→ What to do
Continue the superannuation budget summary from where it stops.
::: Page extract
Federal Budget 2021/22 – For Superannuation
26 May 2021

Federal Budget 2021/22 – For Superannuation

3. Superannuation Related Changes

3.1 Removing The Work Test For Voluntary Contributions

The Government has announced that it will allow individuals aged 67 to 74 years (inclusive) to make or receive non-concessional contributions (including under the bring-forward rule) and salary sacrifice contributions without meeting the work test, subject to existing contribution caps. Individuals aged 67 to 74 years (inclusive) will still have to meet the work test to make personal deductible contributions.

The measure will have effect from the start of the first income year after Royal Assent of the enabling legislation, which the Government expects to have occurred prior to 1 July 2022.

Currently, individuals aged 67 to 74 years (inclusive) can only make voluntary contributions (both concessional and non-concessional) to their superannuation fund, or receive contributions from their spouse, if they satisfy the work test (subject to a limited work test exemption). Generally, to satisfy the work test, an individual must be working for at least 40 hours over a period of not more than 30 consecutive days in the income year the relevant contribution is made.

Removing the requirement to meet the work test when making non-concessional or salary sacrifice contributions will simplify the rules governing superannuation contributions and will increase flexibility for older Australians to save for their retirement through superannuation.

3.2 Reducing the age limit for downsizer contributions

The Government will reduce the age limit from which downsizer contributions can be made by eligible individuals, from 65 to 60 years of age. The measure will have effect from the start of the first income year after Royal Assent of the enabling legislation, which the Government expects to have occurred prior to 1 July 2022.

The downsizer contribution allows eligible individuals to make a one-off, after-tax contribution to their superannuation fund, of up to $300,000 per person, following the disposal of an eligible dwelling, where certain conditions are satisfied. Under the current requirements, an individual must be at least 65 years of age at the time of making the relevant contribution, for the contribution to qualify as a downsizer contribution.

3.3 Removing The $450 Per Month Threshold For Superannuation Guarantee (‘SG’) Eligibility

The Government will remove the current $450 per month minimum income threshold, under which employees do not have to be paid SG contributions by their employer. The measure will have effect from the start of the first income year after Royal Assent of the enabling legislation, which the Government expects to have occurred prior to 1 July 2022.

3.4 Relaxing The Residency Requirements For Self-Managed Superannuation Funds (‘SMSFs’)

The Government will relax residency requirements for SMSFs and small APRA-regulated funds by:

  • Extending the central control and management test safe harbour from two years to five years for SMSFs; and
  • Removing the active member test for both types of funds.

The measure will have effect from the start of the first income year after Royal Assent of the enabling legislation, which the Government expects to have occurred prior to 1 July 2022. This measure will allow SMSF members and small APRA fund members to continue to contribute to their superannuation fund whilst temporarily overseas, ensuring parity with members of large APRA regulated funds.

3.5 Exiting Legacy Retirement Products

The Government has announced that it will allow individuals the temporary option to exit and convert from a specified range of legacy retirement products (together with any associated reserves) into more flexible and contemporary retirement products, for a two-year period.

The products covered by this measure include market-linked, life-expectancy and lifetime products that were first commenced before 20 September 2007 from any provider (including an SMSF), but not flexi-pension products or a lifetime product in a large APRA-regulated or public sector defined benefit scheme.
::::::
::: Listed entries
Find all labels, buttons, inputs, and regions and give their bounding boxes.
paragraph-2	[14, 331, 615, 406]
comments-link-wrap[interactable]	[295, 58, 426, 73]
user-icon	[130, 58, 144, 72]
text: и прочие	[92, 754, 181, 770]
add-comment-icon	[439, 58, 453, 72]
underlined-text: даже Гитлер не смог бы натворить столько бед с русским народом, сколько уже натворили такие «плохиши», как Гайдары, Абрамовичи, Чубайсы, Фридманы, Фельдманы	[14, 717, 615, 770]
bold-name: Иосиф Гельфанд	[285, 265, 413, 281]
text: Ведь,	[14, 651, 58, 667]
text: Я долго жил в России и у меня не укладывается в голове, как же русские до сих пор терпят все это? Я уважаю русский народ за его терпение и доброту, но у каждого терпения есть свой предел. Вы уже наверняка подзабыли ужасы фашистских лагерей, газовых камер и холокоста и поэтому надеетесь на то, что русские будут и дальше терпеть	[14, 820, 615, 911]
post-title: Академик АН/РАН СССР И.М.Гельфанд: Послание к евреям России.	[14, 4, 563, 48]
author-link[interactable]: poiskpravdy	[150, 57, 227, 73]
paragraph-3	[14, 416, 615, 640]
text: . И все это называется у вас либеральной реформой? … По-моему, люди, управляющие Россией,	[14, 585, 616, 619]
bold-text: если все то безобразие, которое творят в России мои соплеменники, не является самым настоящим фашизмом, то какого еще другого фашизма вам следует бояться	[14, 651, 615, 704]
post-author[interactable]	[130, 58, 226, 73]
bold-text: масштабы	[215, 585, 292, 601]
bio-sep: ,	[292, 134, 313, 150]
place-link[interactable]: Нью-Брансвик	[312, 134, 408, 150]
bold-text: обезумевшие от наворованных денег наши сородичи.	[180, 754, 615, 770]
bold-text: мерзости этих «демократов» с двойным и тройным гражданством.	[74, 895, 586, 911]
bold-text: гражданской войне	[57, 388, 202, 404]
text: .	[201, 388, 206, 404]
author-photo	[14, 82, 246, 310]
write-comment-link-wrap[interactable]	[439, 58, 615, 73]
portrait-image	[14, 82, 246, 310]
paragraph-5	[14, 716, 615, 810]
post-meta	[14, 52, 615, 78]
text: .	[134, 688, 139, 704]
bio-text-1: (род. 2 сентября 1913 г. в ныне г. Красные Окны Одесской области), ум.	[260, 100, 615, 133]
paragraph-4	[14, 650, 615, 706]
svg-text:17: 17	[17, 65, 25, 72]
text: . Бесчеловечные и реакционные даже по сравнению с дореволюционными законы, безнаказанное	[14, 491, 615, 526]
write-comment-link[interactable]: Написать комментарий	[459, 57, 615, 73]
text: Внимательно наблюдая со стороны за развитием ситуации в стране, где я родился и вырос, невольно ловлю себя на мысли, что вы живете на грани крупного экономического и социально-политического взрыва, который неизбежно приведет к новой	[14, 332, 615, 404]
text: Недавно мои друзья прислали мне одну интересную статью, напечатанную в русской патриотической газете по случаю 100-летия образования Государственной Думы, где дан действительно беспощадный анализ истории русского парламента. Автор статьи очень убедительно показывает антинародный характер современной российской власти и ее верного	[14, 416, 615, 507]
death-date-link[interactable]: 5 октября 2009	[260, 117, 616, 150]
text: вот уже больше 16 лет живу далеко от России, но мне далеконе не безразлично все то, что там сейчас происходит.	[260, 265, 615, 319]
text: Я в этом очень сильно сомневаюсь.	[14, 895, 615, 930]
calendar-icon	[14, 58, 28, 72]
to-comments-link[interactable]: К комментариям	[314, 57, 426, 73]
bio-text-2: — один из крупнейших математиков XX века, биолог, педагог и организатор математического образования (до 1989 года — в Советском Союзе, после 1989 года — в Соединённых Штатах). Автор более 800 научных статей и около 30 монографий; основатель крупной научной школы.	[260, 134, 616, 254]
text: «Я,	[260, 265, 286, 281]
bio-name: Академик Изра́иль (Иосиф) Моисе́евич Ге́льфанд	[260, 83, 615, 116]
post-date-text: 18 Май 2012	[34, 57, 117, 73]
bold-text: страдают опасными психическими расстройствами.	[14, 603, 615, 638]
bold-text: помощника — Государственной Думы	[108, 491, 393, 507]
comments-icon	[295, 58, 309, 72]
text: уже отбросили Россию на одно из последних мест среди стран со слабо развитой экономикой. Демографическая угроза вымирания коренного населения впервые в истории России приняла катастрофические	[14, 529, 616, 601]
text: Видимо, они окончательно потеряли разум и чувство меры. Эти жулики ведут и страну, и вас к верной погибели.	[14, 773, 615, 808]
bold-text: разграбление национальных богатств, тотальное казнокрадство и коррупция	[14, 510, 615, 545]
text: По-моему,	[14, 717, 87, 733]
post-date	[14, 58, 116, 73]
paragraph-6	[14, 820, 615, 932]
::::::
→ Output for this task
The measure will have effect from the first income year after the date of Royal Assent of the enabling legislation.

Currently, these products can only be converted into another like product and limits apply to the allocation of any associated reserves without counting towards an individual’s contribution caps.

This measure will permit full access to all of the product’s underlying capital, including any reserves, as part of transitioning into a more flexible and contemporary retirement product.

Social security and taxation treatment will not be grandfathered for any new products commenced with commuted funds, and the commuted reserves will be taxed as an assessable contribution.

3.6 Changes to the First Home Super Saver (‘FHSS’) scheme

The Government has announced that it will make the following changes to the FHSS scheme.

3.6.1 Increasing the maximum releasable amount to $50,000

The Government will increase the maximum releasable amount of voluntary concessional and non- concessional contributions under the FHSS scheme from $30,000 to $50,000, to assist first home buyers in raising a deposit more quickly.

Voluntary contributions made from 1 July 2017 up to the existing limit of $15,000 per year will count towards the total amount able to be released.

This change will apply from the start of the first income year after Royal Assent of the enabling legislation, which the Government expects will have occurred by 1 July 2022.

Under the current FHSS scheme, an eligible individual can apply to have a maximum of $15,000 of their voluntary contributions from any one income year included in their eligible contributions to be released under the FHSS scheme, up to a total of $30,000 contributions across all years, together with an amount of earnings that relate to those contributions.

3.6.2 Changes to improve the operation of the FHSS scheme

The Government will make four technical changes to the legislation underpinning the FHSS scheme to improve its operation as well as the experience of first home buyers using the scheme.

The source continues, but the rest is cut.